— BEGIN —
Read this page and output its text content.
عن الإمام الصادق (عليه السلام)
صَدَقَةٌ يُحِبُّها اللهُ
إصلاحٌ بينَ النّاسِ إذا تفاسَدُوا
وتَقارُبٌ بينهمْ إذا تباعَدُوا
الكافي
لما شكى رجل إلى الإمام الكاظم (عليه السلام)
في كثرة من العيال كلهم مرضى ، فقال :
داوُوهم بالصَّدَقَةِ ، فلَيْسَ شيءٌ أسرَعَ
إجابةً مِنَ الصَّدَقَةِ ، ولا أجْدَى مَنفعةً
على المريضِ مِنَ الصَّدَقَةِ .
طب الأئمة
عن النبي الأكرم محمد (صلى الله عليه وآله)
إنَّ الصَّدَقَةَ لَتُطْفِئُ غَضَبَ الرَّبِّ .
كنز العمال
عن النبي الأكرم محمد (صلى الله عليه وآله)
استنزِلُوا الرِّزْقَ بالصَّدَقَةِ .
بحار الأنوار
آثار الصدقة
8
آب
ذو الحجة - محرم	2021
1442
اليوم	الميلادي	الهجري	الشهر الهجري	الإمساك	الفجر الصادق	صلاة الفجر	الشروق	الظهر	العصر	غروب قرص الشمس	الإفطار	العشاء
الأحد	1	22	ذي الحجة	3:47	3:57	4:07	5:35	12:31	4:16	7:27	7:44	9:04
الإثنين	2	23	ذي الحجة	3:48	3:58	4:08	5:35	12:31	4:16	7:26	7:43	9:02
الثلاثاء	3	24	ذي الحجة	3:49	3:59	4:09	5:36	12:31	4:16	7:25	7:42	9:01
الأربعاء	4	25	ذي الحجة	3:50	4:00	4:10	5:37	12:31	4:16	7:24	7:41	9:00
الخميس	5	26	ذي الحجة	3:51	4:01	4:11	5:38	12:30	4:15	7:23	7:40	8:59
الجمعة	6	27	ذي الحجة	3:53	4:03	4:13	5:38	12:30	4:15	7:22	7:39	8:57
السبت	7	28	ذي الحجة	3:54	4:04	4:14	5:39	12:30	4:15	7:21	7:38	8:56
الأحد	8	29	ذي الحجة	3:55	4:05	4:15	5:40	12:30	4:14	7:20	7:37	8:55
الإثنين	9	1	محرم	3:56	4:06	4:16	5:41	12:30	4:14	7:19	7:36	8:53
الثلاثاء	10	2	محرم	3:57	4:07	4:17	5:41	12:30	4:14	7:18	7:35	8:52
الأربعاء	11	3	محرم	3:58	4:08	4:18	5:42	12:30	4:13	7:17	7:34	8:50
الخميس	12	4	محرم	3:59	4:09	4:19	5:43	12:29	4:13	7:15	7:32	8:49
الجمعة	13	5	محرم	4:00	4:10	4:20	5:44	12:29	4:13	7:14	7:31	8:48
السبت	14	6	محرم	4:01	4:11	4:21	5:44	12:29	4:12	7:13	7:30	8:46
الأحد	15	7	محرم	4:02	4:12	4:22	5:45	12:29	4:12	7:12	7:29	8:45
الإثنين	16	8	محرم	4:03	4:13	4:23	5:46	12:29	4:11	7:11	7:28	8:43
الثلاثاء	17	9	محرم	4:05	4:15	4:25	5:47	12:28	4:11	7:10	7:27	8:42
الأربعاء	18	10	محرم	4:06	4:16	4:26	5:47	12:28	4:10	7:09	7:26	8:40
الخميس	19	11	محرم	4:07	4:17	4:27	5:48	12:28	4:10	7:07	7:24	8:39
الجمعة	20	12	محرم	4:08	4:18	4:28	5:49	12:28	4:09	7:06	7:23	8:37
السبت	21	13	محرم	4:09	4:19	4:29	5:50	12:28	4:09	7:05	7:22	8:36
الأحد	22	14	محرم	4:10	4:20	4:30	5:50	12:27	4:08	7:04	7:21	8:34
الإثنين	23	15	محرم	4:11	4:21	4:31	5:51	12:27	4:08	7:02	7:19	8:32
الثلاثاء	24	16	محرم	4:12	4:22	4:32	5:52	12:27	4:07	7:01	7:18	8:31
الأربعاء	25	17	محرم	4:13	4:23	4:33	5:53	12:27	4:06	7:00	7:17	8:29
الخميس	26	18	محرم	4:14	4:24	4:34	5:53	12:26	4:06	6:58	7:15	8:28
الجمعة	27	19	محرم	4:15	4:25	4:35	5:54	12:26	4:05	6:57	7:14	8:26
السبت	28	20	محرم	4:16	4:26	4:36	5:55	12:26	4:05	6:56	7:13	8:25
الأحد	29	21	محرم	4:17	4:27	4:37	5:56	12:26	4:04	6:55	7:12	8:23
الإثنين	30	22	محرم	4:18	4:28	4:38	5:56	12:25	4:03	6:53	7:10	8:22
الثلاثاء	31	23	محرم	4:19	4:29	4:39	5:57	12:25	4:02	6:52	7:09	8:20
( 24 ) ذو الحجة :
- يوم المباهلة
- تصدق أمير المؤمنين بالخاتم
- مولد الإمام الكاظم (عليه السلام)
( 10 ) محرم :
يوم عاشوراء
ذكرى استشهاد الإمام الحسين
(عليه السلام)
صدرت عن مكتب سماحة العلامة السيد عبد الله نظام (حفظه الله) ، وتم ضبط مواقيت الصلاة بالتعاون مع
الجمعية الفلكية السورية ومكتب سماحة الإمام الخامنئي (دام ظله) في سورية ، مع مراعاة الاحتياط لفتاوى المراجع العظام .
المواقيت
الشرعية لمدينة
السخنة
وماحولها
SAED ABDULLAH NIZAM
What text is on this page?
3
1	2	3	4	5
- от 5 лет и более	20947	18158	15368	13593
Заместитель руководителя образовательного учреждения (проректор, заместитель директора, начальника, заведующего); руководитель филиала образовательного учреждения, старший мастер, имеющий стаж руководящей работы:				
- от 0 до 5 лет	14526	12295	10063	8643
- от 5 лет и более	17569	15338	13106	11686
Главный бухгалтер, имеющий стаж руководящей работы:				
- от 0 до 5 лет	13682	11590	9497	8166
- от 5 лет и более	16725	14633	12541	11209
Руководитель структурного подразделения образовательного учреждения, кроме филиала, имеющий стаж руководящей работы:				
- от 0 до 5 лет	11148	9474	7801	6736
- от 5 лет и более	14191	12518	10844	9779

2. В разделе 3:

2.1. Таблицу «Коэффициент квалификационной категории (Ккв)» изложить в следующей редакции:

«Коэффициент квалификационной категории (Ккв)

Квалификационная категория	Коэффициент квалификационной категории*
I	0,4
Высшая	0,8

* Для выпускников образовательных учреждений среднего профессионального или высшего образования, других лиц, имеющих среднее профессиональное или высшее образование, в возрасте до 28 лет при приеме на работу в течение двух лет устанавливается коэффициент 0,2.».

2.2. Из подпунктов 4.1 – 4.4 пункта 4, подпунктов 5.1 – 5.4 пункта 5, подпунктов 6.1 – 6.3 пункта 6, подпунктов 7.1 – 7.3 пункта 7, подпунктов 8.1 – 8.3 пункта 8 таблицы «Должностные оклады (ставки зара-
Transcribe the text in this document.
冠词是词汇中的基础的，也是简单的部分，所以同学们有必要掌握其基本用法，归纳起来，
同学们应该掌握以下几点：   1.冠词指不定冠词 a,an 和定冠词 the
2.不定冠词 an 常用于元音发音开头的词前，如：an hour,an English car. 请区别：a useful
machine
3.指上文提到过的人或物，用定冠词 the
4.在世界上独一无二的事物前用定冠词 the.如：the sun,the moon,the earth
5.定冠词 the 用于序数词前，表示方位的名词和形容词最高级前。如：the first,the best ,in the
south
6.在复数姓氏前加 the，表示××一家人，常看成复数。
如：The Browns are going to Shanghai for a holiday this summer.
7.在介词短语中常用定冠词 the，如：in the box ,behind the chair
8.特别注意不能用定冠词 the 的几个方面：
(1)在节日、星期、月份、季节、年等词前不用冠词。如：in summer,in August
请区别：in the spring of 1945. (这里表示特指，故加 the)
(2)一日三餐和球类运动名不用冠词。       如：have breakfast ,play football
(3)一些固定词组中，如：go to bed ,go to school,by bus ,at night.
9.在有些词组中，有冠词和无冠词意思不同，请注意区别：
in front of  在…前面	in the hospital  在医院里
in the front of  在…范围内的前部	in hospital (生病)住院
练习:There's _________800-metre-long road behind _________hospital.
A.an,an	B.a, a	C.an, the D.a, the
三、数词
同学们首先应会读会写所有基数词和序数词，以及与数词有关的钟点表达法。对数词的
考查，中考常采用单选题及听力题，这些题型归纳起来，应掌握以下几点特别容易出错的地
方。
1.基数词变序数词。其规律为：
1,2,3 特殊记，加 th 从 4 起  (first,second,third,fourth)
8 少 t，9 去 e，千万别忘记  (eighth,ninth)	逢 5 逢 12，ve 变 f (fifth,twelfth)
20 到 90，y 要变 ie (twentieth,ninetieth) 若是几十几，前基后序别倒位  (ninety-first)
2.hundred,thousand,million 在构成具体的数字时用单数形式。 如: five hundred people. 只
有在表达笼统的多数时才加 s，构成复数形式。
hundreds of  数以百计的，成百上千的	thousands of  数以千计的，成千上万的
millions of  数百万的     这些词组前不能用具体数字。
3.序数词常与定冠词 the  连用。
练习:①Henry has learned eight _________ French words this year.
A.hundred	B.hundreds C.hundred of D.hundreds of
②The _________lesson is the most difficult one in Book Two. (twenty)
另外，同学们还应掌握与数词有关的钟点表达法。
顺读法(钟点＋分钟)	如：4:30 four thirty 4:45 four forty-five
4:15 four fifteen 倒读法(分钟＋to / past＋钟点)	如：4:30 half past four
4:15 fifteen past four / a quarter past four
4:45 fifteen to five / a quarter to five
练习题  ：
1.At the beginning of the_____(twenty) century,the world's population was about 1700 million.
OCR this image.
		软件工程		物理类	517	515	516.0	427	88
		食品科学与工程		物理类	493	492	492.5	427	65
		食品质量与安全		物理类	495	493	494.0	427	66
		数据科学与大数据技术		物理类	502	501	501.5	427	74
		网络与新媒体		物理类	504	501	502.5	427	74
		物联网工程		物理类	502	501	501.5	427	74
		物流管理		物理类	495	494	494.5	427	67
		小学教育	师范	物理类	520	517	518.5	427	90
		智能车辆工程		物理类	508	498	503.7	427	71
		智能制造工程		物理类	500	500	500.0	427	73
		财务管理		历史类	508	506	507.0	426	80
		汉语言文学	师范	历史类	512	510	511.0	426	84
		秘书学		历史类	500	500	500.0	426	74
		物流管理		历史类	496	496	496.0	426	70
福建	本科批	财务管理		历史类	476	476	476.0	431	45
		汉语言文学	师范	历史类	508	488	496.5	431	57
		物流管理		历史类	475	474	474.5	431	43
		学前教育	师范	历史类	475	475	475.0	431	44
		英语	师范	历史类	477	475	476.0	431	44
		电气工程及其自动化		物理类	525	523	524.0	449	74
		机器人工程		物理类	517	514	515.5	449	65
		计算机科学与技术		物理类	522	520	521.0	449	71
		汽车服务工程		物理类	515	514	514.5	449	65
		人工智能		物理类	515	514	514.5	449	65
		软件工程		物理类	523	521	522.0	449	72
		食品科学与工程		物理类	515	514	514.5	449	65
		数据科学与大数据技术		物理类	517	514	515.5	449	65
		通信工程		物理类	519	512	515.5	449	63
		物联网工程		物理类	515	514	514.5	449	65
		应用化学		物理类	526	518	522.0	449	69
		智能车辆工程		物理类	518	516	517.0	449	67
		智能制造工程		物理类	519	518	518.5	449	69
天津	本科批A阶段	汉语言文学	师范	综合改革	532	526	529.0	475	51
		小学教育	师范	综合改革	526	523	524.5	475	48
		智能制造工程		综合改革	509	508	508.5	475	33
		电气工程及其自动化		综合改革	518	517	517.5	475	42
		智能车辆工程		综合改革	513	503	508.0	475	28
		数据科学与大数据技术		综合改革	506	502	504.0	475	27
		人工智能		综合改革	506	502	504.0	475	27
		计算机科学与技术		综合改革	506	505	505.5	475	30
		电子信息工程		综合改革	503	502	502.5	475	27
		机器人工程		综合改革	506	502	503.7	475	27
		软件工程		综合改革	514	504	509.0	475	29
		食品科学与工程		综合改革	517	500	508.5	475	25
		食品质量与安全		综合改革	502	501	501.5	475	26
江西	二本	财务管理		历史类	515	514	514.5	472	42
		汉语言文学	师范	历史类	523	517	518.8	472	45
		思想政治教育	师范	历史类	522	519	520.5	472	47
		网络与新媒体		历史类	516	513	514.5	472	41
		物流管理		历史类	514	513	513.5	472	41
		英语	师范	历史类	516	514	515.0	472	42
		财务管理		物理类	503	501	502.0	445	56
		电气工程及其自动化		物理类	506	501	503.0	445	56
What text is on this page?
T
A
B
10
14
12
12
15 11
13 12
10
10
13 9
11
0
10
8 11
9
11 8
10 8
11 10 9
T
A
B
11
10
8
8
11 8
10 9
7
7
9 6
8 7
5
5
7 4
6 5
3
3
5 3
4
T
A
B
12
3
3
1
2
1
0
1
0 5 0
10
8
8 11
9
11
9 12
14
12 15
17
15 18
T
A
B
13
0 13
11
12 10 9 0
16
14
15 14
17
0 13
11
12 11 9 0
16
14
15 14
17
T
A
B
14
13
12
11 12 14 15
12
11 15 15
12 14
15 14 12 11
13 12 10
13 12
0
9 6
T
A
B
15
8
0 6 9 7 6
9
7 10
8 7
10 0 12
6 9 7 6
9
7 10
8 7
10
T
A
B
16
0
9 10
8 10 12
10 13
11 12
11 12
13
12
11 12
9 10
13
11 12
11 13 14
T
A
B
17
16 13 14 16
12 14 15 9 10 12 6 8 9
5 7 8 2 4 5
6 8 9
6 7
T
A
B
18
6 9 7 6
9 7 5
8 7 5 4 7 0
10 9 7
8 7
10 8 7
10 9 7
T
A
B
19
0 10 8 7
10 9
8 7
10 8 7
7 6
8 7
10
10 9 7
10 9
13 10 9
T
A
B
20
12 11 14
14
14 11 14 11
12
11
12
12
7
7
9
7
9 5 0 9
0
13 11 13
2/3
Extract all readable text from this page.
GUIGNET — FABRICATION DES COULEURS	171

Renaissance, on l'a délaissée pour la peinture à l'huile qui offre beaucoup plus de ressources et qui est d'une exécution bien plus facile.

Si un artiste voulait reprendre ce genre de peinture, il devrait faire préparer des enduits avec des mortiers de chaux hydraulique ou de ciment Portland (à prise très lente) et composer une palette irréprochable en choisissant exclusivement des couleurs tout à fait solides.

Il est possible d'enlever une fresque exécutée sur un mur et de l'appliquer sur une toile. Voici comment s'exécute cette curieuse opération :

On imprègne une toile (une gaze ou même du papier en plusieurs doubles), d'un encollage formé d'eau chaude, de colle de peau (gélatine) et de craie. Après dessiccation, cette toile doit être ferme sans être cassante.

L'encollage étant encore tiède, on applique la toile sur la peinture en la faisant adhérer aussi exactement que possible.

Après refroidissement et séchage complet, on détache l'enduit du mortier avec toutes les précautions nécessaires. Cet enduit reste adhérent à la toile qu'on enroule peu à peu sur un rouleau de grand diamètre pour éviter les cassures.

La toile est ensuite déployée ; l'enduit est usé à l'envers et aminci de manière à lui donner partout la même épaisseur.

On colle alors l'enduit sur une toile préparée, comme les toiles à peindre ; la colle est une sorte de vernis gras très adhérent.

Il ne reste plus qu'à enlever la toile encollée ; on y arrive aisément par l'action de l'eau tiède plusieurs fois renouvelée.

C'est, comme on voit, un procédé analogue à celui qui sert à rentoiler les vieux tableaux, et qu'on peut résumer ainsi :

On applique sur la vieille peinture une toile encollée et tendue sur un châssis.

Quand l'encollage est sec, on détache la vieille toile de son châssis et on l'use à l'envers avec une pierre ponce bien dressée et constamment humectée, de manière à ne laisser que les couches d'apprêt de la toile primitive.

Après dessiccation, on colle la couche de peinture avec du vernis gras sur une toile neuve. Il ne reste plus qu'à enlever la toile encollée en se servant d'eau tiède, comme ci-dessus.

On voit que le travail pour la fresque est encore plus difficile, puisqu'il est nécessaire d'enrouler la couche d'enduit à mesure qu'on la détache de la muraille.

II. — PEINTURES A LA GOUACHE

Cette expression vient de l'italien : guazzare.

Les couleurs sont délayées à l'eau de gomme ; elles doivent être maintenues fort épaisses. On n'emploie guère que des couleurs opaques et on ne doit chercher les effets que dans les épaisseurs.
— END —
**Set problem**
Find and copy every line in the entries above where the string "السلام" occurs.

**The output**
عن الإمام الصادق (عليه السلام)
لما شكى رجل إلى الإمام الكاظم (عليه السلام)
- مولد الإمام الكاظم (عليه السلام)
(عليه السلام)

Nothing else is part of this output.